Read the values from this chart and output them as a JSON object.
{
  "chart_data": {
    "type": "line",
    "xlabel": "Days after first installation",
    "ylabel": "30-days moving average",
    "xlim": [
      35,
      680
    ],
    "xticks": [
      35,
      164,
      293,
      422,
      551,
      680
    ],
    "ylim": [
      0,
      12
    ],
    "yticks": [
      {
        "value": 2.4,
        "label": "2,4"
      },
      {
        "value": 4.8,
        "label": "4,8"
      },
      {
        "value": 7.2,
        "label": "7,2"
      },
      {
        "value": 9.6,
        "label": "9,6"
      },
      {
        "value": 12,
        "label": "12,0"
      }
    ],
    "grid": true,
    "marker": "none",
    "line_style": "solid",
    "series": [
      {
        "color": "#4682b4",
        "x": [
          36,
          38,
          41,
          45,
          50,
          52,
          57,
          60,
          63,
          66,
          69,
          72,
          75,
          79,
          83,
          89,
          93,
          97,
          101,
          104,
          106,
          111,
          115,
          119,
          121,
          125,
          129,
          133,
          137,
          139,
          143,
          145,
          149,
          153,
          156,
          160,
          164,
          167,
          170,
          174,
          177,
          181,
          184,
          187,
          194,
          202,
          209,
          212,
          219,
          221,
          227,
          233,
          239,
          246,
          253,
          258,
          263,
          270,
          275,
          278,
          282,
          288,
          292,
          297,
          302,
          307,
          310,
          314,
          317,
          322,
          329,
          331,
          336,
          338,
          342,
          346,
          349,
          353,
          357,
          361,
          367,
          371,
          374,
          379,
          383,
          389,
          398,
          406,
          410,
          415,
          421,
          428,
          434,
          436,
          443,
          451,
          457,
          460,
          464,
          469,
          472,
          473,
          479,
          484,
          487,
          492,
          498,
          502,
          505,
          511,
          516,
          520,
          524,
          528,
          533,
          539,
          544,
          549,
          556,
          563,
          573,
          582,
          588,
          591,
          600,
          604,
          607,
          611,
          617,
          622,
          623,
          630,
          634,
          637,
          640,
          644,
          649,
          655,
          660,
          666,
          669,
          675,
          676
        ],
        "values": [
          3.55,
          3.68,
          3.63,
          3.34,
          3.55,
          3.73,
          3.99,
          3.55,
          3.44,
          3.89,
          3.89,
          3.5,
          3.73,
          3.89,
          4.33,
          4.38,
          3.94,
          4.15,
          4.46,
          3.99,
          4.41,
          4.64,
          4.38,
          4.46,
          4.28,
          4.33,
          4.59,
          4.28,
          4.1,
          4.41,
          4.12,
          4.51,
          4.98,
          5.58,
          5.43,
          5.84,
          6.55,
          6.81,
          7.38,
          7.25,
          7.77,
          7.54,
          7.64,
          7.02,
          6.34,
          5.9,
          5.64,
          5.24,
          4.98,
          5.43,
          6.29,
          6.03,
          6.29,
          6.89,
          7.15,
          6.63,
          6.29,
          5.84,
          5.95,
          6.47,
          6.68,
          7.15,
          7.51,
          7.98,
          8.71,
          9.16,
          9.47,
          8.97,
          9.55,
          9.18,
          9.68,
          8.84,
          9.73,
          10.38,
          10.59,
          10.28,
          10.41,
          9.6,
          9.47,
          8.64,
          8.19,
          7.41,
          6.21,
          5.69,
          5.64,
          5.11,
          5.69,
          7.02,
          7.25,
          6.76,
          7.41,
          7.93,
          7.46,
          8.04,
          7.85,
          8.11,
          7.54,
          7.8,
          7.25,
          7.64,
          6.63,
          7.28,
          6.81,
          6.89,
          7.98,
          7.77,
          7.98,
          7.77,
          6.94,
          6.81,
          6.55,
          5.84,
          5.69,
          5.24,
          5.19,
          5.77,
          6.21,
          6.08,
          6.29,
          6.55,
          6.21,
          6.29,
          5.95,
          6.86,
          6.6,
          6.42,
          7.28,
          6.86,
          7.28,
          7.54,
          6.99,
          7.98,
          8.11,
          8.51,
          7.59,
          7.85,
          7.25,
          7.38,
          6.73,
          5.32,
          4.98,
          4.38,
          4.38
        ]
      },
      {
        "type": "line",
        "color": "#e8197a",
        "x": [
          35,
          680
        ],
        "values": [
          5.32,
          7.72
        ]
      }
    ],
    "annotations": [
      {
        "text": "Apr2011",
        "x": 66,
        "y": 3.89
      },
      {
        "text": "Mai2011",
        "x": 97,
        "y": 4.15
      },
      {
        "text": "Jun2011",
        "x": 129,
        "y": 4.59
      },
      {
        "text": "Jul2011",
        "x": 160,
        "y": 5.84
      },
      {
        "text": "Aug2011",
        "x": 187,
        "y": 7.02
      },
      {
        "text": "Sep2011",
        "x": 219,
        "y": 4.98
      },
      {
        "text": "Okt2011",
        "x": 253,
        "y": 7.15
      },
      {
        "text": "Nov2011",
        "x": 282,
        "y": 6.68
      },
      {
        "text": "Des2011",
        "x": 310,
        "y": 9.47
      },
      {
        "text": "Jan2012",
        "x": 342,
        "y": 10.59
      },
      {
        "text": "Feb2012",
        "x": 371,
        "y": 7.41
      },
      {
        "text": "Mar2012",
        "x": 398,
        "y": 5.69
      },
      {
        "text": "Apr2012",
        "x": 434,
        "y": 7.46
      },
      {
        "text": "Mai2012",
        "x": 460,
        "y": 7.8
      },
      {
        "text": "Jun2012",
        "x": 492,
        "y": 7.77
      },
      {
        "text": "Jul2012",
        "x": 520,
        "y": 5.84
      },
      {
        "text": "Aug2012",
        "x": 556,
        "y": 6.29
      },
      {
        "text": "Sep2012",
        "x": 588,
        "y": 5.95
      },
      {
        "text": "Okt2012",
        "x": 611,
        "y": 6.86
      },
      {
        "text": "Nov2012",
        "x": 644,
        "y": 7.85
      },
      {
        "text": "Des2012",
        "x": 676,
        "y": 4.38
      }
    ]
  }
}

----------------

SET TASK:
Reproduce the data in full, exactly as presented.

COMPLETE ANSWER:
Read the values from this chart and output them as a JSON object.
{
  "chart_data": {
    "type": "line",
    "xlabel": "Days after first installation",
    "ylabel": "30-days moving average",
    "xlim": [
      35,
      680
    ],
    "xticks": [
      35,
      164,
      293,
      422,
      551,
      680
    ],
    "ylim": [
      0,
      12
    ],
    "yticks": [
      {
        "value": 2.4,
        "label": "2,4"
      },
      {
        "value": 4.8,
        "label": "4,8"
      },
      {
        "value": 7.2,
        "label": "7,2"
      },
      {
        "value": 9.6,
        "label": "9,6"
      },
      {
        "value": 12,
        "label": "12,0"
      }
    ],
    "grid": true,
    "marker": "none",
    "line_style": "solid",
    "series": [
      {
        "color": "#4682b4",
        "x": [
          36,
          38,
          41,
          45,
          50,
          52,
          57,
          60,
          63,
          66,
          69,
          72,
          75,
          79,
          83,
          89,
          93,
          97,
          101,
          104,
          106,
          111,
          115,
          119,
          121,
          125,
          129,
          133,
          137,
          139,
          143,
          145,
          149,
          153,
          156,
          160,
          164,
          167,
          170,
          174,
          177,
          181,
          184,
          187,
          194,
          202,
          209,
          212,
          219,
          221,
          227,
          233,
          239,
          246,
          253,
          258,
          263,
          270,
          275,
          278,
          282,
          288,
          292,
          297,
          302,
          307,
          310,
          314,
          317,
          322,
          329,
          331,
          336,
          338,
          342,
          346,
          349,
          353,
          357,
          361,
          367,
          371,
          374,
          379,
          383,
          389,
          398,
          406,
          410,
          415,
          421,
          428,
          434,
          436,
          443,
          451,
          457,
          460,
          464,
          469,
          472,
          473,
          479,
          484,
          487,
          492,
          498,
          502,
          505,
          511,
          516,
          520,
          524,
          528,
          533,
          539,
          544,
          549,
          556,
          563,
          573,
          582,
          588,
          591,
          600,
          604,
          607,
          611,
          617,
          622,
          623,
          630,
          634,
          637,
          640,
          644,
          649,
          655,
          660,
          666,
          669,
          675,
          676
        ],
        "values": [
          3.55,
          3.68,
          3.63,
          3.34,
          3.55,
          3.73,
          3.99,
          3.55,
          3.44,
          3.89,
          3.89,
          3.5,
          3.73,
          3.89,
          4.33,
          4.38,
          3.94,
          4.15,
          4.46,
          3.99,
          4.41,
          4.64,
          4.38,
          4.46,
          4.28,
          4.33,
          4.59,
          4.28,
          4.1,
          4.41,
          4.12,
          4.51,
          4.98,
          5.58,
          5.43,
          5.84,
          6.55,
          6.81,
          7.38,
          7.25,
          7.77,
          7.54,
          7.64,
          7.02,
          6.34,
          5.9,
          5.64,
          5.24,
          4.98,
          5.43,
          6.29,
          6.03,
          6.29,
          6.89,
          7.15,
          6.63,
          6.29,
          5.84,
          5.95,
          6.47,
          6.68,
          7.15,
          7.51,
          7.98,
          8.71,
          9.16,
          9.47,
          8.97,
          9.55,
          9.18,
          9.68,
          8.84,
          9.73,
          10.38,
          10.59,
          10.28,
          10.41,
          9.6,
          9.47,
          8.64,
          8.19,
          7.41,
          6.21,
          5.69,
          5.64,
          5.11,
          5.69,
          7.02,
          7.25,
          6.76,
          7.41,
          7.93,
          7.46,
          8.04,
          7.85,
          8.11,
          7.54,
          7.8,
          7.25,
          7.64,
          6.63,
          7.28,
          6.81,
          6.89,
          7.98,
          7.77,
          7.98,
          7.77,
          6.94,
          6.81,
          6.55,
          5.84,
          5.69,
          5.24,
          5.19,
          5.77,
          6.21,
          6.08,
          6.29,
          6.55,
          6.21,
          6.29,
          5.95,
          6.86,
          6.6,
          6.42,
          7.28,
          6.86,
          7.28,
          7.54,
          6.99,
          7.98,
          8.11,
          8.51,
          7.59,
          7.85,
          7.25,
          7.38,
          6.73,
          5.32,
          4.98,
          4.38,
          4.38
        ]
      },
      {
        "type": "line",
        "color": "#e8197a",
        "x": [
          35,
          680
        ],
        "values": [
          5.32,
          7.72
        ]
      }
    ],
    "annotations": [
      {
        "text": "Apr2011",
        "x": 66,
        "y": 3.89
      },
      {
        "text": "Mai2011",
        "x": 97,
        "y": 4.15
      },
      {
        "text": "Jun2011",
        "x": 129,
        "y": 4.59
      },
      {
        "text": "Jul2011",
        "x": 160,
        "y": 5.84
      },
      {
        "text": "Aug2011",
        "x": 187,
        "y": 7.02
      },
      {
        "text": "Sep2011",
        "x": 219,
        "y": 4.98
      },
      {
        "text": "Okt2011",
        "x": 253,
        "y": 7.15
      },
      {
        "text": "Nov2011",
        "x": 282,
        "y": 6.68
      },
      {
        "text": "Des2011",
        "x": 310,
        "y": 9.47
      },
      {
        "text": "Jan2012",
        "x": 342,
        "y": 10.59
      },
      {
        "text": "Feb2012",
        "x": 371,
        "y": 7.41
      },
      {
        "text": "Mar2012",
        "x": 398,
        "y": 5.69
      },
      {
        "text": "Apr2012",
        "x": 434,
        "y": 7.46
      },
      {
        "text": "Mai2012",
        "x": 460,
        "y": 7.8
      },
      {
        "text": "Jun2012",
        "x": 492,
        "y": 7.77
      },
      {
        "text": "Jul2012",
        "x": 520,
        "y": 5.84
      },
      {
        "text": "Aug2012",
        "x": 556,
        "y": 6.29
      },
      {
        "text": "Sep2012",
        "x": 588,
        "y": 5.95
      },
      {
        "text": "Okt2012",
        "x": 611,
        "y": 6.86
      },
      {
        "text": "Nov2012",
        "x": 644,
        "y": 7.85
      },
      {
        "text": "Des2012",
        "x": 676,
        "y": 4.38
      }
    ]
  }
}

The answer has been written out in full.